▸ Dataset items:
====
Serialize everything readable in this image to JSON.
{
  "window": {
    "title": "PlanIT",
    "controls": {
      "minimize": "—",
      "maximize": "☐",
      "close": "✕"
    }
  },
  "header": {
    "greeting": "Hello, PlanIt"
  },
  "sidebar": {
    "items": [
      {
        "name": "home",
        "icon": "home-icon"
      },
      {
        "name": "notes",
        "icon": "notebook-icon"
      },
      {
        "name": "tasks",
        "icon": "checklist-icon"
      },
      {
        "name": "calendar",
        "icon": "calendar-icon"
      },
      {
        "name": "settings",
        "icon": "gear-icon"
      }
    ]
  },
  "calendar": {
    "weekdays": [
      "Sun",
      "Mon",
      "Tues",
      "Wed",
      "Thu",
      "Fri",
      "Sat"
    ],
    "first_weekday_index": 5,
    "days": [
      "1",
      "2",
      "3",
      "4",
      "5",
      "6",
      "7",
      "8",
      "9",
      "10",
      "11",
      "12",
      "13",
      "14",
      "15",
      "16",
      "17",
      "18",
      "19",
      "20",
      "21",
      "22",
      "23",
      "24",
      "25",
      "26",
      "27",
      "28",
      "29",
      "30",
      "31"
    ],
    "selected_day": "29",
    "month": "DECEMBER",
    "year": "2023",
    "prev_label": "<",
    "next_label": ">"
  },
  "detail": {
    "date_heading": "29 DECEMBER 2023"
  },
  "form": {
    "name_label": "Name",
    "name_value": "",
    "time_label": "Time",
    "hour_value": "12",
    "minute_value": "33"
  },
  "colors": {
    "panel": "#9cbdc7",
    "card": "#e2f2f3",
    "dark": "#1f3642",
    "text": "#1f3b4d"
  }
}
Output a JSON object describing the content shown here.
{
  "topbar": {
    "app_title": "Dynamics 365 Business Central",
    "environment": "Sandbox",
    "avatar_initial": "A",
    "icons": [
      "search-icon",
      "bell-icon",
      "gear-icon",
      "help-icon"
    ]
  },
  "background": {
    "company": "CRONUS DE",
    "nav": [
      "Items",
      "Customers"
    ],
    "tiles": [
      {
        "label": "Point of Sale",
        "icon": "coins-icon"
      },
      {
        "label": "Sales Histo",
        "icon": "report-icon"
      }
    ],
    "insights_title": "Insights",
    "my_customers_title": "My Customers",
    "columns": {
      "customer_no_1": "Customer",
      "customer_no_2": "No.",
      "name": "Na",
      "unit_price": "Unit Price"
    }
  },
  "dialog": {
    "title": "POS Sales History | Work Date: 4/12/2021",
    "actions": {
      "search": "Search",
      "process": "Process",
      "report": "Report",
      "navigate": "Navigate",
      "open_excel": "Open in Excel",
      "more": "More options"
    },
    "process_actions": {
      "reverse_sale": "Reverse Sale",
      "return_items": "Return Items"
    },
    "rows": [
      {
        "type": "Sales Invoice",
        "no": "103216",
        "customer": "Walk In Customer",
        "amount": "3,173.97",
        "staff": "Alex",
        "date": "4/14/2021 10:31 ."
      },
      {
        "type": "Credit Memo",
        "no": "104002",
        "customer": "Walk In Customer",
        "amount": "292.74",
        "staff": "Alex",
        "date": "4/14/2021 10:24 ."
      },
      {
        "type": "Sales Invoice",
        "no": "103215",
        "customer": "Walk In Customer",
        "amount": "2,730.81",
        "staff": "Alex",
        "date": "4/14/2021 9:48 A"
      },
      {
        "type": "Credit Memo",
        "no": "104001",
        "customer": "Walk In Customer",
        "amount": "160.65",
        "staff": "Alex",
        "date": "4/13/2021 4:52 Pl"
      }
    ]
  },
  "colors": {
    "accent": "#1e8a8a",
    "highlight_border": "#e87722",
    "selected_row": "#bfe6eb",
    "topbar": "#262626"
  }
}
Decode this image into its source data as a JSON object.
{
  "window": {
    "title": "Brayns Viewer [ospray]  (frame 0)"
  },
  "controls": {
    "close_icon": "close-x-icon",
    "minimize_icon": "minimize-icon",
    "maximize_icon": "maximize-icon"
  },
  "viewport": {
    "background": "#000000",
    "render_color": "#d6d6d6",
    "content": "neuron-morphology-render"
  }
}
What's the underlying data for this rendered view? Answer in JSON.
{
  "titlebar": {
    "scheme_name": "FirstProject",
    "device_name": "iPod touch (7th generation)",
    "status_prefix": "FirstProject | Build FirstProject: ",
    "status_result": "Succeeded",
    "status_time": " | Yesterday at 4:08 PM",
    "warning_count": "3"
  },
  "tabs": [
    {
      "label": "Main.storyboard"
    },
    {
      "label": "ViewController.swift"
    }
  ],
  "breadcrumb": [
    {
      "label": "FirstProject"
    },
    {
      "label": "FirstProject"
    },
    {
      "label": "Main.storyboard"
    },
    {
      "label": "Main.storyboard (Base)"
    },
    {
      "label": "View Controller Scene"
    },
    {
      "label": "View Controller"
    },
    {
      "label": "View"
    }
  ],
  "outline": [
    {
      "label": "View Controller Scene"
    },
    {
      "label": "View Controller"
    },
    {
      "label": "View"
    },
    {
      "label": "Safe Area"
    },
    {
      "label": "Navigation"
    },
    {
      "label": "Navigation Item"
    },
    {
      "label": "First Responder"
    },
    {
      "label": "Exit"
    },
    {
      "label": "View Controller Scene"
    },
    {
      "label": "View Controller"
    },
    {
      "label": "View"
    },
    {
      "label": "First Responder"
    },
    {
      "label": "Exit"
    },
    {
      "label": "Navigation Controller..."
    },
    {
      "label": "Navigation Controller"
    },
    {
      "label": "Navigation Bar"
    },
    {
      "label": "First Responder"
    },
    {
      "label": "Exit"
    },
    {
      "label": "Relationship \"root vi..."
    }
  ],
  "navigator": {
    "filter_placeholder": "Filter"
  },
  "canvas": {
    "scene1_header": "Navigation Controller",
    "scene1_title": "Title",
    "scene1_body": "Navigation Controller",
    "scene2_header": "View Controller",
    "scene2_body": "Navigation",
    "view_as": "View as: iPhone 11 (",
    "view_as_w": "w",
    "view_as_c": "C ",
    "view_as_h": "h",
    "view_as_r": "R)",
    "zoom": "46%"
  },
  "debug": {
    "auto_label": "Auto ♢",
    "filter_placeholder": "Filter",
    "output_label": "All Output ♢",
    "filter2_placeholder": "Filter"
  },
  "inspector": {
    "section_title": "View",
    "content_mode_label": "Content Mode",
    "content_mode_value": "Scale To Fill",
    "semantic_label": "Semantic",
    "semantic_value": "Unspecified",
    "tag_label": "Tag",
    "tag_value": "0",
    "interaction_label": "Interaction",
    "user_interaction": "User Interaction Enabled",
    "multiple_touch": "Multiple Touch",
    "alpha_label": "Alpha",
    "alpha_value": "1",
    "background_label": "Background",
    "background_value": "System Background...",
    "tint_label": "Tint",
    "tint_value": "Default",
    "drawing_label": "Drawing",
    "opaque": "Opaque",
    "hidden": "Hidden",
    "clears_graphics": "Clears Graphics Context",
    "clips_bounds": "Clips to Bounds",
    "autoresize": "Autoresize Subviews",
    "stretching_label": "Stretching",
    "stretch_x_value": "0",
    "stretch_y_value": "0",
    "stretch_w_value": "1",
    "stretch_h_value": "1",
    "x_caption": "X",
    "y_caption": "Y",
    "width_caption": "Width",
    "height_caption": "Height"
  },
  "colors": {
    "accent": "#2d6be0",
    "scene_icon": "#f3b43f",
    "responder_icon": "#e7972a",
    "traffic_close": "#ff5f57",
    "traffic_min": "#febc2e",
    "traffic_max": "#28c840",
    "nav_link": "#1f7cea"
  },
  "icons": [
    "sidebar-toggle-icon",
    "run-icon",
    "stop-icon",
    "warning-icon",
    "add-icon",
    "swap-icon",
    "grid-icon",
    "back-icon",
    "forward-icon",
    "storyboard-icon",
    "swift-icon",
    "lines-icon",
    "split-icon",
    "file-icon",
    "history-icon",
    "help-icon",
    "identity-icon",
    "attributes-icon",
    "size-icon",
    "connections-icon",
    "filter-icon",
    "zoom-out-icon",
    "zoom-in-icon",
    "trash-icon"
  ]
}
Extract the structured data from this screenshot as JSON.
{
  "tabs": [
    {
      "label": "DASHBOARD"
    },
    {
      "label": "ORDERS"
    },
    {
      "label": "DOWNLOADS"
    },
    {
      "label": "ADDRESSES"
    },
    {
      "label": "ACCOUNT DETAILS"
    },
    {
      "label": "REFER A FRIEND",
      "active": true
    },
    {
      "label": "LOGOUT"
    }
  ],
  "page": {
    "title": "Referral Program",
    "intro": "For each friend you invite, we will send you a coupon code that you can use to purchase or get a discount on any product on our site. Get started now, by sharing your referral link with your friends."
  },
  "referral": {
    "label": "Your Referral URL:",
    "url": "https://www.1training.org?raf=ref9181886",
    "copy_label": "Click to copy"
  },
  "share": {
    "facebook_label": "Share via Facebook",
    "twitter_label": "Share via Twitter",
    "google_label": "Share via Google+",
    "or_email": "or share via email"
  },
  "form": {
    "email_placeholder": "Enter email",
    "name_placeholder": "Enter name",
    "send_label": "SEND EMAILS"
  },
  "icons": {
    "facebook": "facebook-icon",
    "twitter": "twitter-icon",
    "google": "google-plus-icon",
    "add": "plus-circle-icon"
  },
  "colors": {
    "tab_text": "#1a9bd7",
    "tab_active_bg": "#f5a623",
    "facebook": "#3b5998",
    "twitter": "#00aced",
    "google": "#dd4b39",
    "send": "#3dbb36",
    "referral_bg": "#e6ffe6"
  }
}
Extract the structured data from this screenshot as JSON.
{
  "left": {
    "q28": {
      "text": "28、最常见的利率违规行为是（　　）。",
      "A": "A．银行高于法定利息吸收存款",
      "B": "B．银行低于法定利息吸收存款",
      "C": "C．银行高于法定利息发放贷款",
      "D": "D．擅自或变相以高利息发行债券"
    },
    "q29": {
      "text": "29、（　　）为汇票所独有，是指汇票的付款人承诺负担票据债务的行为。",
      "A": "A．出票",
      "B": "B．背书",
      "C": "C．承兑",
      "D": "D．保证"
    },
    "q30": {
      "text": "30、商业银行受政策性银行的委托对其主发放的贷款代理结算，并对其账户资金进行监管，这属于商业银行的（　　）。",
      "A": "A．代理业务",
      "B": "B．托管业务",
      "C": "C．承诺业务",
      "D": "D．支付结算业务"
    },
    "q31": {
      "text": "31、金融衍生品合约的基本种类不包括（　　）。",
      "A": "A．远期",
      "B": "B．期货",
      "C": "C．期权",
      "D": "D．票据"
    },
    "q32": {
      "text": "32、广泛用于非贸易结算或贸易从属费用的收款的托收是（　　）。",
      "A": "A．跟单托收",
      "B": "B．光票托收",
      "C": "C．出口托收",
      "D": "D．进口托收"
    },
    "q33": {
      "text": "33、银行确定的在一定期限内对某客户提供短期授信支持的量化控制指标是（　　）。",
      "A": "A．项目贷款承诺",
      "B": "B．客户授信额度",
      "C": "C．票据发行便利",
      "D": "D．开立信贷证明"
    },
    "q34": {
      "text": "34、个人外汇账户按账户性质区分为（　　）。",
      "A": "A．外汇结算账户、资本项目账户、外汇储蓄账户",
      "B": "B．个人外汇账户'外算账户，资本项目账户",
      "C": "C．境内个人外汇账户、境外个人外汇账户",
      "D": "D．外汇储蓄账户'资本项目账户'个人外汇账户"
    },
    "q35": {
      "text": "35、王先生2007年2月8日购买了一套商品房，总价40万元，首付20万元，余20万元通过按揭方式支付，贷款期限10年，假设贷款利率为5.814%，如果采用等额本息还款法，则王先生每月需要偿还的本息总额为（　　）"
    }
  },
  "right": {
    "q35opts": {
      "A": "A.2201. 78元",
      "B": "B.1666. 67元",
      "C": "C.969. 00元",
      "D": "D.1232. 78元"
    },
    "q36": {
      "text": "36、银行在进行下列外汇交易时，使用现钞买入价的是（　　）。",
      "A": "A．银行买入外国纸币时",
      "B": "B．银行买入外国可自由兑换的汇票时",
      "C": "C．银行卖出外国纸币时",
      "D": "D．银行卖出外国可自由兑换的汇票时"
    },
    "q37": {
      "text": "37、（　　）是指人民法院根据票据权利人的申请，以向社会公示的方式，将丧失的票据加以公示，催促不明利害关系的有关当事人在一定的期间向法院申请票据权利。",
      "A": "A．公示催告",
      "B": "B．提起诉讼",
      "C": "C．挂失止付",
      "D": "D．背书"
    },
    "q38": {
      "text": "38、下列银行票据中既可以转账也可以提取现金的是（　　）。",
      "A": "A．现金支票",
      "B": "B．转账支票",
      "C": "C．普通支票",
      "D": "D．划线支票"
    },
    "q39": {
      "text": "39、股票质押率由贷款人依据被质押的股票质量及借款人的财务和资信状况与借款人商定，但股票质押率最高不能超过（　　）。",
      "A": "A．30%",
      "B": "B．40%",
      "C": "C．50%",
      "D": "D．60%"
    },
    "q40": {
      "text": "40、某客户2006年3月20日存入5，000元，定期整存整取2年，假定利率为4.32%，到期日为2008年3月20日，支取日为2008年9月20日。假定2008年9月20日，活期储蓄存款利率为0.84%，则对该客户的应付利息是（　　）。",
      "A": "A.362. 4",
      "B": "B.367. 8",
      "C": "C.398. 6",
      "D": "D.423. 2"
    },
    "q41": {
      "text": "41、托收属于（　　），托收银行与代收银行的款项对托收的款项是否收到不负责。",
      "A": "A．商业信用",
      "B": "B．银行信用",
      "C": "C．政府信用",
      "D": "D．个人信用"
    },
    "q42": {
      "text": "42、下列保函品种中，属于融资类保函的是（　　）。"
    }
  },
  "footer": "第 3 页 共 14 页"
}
====
▸ SHORT PROBLEM:
Each line in the listing above that contains "plus" should be copied.

▸ COMPLETE ANSWER:
    "google": "google-plus-icon",
    "add": "plus-circle-icon"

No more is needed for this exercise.